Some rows
--
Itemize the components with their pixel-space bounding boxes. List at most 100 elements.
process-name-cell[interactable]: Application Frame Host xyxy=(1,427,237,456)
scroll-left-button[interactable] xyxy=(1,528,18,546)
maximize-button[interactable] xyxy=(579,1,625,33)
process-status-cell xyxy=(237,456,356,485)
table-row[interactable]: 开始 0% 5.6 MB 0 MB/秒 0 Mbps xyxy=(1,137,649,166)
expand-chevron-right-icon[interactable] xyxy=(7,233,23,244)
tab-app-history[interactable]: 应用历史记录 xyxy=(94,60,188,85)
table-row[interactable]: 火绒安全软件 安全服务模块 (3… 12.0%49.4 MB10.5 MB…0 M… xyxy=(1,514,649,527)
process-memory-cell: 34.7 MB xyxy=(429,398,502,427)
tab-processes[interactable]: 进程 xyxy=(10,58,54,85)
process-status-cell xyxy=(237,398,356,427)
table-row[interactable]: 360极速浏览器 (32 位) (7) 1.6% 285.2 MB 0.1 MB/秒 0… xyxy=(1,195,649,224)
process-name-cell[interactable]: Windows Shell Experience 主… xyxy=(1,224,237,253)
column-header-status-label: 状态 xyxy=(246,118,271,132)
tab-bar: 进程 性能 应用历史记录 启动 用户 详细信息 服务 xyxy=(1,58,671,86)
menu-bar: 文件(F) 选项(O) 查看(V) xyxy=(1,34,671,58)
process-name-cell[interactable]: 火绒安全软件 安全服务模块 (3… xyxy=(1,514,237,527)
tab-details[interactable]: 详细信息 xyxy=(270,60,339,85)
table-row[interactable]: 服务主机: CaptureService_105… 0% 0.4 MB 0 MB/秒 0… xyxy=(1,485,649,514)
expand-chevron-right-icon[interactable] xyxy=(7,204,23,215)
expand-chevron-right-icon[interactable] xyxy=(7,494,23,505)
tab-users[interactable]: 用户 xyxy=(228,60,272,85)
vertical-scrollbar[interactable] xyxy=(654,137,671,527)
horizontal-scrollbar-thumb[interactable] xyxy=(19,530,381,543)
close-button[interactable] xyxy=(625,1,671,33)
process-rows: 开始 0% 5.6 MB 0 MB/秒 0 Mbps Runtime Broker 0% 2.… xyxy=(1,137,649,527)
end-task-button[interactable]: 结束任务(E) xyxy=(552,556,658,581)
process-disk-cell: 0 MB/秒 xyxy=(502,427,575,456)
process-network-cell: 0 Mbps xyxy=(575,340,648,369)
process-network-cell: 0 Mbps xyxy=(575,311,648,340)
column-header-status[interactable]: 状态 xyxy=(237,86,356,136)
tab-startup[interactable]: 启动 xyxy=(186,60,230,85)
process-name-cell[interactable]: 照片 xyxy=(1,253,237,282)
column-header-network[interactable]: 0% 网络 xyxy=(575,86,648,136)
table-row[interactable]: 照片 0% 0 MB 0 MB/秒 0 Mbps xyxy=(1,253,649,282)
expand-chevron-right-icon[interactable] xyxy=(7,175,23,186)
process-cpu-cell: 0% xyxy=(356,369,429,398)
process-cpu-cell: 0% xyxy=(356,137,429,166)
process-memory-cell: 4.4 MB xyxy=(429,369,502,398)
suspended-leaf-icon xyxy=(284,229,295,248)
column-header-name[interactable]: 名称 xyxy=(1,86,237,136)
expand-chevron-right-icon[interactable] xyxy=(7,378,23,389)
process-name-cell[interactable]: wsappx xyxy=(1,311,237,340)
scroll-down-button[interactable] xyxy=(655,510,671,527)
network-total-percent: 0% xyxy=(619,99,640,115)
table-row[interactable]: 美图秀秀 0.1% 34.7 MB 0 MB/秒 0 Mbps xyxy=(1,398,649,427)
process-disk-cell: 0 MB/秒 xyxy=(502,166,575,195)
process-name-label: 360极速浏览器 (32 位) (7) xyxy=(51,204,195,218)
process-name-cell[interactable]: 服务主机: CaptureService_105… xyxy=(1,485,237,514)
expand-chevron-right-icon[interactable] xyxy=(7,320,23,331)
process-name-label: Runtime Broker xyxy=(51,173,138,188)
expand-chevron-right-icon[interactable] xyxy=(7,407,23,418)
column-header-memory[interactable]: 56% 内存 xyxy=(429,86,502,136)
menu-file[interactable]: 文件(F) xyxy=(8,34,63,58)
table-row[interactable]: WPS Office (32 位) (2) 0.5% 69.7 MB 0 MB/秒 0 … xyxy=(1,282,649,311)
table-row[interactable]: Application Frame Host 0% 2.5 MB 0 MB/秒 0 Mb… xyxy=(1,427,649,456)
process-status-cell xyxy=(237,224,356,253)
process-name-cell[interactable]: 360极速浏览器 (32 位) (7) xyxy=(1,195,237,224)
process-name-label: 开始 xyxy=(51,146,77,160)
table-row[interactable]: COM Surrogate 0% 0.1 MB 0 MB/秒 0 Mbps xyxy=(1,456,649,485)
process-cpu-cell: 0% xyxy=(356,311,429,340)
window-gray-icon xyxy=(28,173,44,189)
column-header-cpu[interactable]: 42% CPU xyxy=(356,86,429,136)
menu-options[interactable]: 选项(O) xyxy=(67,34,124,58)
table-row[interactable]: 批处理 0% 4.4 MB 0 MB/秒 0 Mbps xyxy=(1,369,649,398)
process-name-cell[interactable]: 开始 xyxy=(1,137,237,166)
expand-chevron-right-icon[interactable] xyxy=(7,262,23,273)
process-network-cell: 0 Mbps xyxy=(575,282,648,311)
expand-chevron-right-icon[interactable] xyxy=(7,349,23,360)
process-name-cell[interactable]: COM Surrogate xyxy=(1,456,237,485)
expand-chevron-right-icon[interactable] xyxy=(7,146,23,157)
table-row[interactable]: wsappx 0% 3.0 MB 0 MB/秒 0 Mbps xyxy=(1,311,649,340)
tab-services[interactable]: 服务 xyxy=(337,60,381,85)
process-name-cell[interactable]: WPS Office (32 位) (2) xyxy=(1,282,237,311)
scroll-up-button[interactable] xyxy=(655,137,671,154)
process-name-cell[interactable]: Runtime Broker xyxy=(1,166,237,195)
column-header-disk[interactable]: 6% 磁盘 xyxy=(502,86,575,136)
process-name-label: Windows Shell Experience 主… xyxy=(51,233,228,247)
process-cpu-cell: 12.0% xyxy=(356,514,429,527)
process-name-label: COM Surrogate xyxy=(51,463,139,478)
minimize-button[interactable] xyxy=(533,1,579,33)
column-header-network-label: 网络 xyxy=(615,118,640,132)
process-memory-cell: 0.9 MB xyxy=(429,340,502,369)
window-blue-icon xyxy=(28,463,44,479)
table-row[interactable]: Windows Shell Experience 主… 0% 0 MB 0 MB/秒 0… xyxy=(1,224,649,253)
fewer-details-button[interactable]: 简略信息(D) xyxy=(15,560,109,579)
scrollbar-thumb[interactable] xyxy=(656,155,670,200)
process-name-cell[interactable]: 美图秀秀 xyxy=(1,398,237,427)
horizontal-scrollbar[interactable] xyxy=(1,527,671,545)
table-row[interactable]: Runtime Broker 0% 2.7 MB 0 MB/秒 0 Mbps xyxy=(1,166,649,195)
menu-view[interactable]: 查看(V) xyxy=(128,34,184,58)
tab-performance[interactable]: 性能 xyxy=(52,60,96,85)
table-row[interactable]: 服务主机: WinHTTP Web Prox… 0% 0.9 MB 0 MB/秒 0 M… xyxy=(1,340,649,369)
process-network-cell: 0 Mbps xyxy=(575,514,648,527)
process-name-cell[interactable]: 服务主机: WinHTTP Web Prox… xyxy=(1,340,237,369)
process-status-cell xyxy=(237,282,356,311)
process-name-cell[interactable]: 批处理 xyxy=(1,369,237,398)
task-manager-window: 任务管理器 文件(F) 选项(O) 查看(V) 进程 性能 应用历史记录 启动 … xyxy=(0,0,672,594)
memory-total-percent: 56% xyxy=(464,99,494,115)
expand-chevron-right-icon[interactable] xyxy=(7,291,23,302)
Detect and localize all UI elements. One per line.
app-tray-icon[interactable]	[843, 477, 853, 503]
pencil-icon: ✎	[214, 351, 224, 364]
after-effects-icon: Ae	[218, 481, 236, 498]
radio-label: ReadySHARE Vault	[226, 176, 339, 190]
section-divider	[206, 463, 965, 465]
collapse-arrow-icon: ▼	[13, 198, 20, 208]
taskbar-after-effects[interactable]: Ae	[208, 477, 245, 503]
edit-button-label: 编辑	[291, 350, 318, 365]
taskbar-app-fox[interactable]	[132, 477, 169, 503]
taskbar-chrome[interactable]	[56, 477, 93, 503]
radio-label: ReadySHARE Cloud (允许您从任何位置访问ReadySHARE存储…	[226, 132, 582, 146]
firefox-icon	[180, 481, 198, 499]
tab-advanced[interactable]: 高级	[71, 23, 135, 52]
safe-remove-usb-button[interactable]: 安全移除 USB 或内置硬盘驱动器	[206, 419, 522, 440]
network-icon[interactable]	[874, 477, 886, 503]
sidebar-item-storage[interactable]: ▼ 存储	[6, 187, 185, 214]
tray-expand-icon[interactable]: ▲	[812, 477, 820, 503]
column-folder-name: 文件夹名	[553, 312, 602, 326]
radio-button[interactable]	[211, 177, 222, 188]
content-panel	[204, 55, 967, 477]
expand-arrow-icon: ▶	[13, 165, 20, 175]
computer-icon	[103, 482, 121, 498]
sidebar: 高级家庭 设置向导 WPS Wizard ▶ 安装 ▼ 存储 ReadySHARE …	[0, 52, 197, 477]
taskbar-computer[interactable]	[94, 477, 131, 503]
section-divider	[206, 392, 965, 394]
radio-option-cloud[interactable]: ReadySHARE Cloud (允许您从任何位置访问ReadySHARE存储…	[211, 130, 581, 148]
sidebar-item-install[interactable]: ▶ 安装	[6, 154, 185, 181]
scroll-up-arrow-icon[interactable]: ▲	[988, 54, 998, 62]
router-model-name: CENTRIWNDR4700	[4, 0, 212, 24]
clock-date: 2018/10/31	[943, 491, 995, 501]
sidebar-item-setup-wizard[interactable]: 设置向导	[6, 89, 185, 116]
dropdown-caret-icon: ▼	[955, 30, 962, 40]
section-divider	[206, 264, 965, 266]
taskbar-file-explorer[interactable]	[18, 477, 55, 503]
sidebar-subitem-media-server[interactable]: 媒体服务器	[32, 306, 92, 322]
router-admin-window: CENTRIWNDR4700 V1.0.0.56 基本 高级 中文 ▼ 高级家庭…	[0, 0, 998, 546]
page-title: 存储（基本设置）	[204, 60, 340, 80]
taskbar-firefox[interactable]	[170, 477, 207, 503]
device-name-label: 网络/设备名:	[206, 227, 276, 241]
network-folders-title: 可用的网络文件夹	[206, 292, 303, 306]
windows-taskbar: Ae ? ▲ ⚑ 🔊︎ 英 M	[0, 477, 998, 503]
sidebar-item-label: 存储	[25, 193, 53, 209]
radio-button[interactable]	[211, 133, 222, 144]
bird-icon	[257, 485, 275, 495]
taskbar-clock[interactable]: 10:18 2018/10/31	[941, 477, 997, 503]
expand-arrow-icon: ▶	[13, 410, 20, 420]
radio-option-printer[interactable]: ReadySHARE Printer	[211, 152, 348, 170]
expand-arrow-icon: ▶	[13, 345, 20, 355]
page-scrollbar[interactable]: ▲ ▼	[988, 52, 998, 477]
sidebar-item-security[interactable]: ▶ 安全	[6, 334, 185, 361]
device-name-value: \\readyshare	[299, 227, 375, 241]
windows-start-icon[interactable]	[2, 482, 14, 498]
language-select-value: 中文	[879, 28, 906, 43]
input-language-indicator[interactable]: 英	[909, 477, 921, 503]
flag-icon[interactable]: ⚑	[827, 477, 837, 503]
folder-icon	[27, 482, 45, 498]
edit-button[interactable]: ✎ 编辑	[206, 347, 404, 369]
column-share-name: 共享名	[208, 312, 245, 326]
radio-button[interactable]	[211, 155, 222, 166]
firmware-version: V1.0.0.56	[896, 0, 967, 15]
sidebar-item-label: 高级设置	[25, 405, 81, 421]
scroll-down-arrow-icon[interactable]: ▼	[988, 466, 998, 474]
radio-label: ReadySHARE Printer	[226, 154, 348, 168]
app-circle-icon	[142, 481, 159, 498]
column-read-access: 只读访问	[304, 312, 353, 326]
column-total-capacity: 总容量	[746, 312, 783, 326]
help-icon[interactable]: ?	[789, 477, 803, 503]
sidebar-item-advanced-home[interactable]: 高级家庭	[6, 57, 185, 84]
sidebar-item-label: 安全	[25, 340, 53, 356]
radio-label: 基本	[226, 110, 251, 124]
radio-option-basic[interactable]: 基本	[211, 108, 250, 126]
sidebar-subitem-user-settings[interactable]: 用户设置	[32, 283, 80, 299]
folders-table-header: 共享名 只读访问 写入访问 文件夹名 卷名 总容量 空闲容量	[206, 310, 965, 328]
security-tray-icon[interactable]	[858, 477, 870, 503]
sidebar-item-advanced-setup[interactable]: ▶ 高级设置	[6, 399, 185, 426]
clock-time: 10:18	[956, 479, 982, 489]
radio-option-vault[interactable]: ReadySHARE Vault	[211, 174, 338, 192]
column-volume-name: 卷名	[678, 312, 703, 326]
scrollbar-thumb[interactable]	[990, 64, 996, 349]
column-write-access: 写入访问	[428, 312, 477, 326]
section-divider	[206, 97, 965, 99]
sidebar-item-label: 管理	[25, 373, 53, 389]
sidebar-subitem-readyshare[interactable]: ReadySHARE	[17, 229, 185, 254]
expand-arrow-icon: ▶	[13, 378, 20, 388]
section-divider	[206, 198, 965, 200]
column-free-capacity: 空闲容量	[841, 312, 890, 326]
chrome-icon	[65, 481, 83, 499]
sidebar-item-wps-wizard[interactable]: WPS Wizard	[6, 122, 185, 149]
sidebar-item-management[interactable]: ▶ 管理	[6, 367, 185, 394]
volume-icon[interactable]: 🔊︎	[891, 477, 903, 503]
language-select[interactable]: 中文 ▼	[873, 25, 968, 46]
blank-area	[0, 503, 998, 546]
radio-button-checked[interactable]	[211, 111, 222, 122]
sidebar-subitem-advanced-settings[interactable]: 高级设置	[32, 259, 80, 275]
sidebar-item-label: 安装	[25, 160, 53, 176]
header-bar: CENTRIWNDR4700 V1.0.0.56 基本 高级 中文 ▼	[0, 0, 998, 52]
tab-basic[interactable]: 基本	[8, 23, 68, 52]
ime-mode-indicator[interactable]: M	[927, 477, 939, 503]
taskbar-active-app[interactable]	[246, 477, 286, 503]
--
WRITTEN REQUEST
Print everything from the first row down to the row that contains "process-name-cell[interactable]: 火绒安全软件 安全服务模块", including both, with no changes.

EXERCISE RESULT
Itemize the components with their pixel-space bounding boxes. List at most 100 elements.
process-name-cell[interactable]: Application Frame Host xyxy=(1,427,237,456)
scroll-left-button[interactable] xyxy=(1,528,18,546)
maximize-button[interactable] xyxy=(579,1,625,33)
process-status-cell xyxy=(237,456,356,485)
table-row[interactable]: 开始 0% 5.6 MB 0 MB/秒 0 Mbps xyxy=(1,137,649,166)
expand-chevron-right-icon[interactable] xyxy=(7,233,23,244)
tab-app-history[interactable]: 应用历史记录 xyxy=(94,60,188,85)
table-row[interactable]: 火绒安全软件 安全服务模块 (3… 12.0%49.4 MB10.5 MB…0 M… xyxy=(1,514,649,527)
process-memory-cell: 34.7 MB xyxy=(429,398,502,427)
tab-processes[interactable]: 进程 xyxy=(10,58,54,85)
process-status-cell xyxy=(237,398,356,427)
table-row[interactable]: 360极速浏览器 (32 位) (7) 1.6% 285.2 MB 0.1 MB/秒 0… xyxy=(1,195,649,224)
process-name-cell[interactable]: Windows Shell Experience 主… xyxy=(1,224,237,253)
column-header-status-label: 状态 xyxy=(246,118,271,132)
tab-bar: 进程 性能 应用历史记录 启动 用户 详细信息 服务 xyxy=(1,58,671,86)
menu-bar: 文件(F) 选项(O) 查看(V) xyxy=(1,34,671,58)
process-name-cell[interactable]: 火绒安全软件 安全服务模块 (3… xyxy=(1,514,237,527)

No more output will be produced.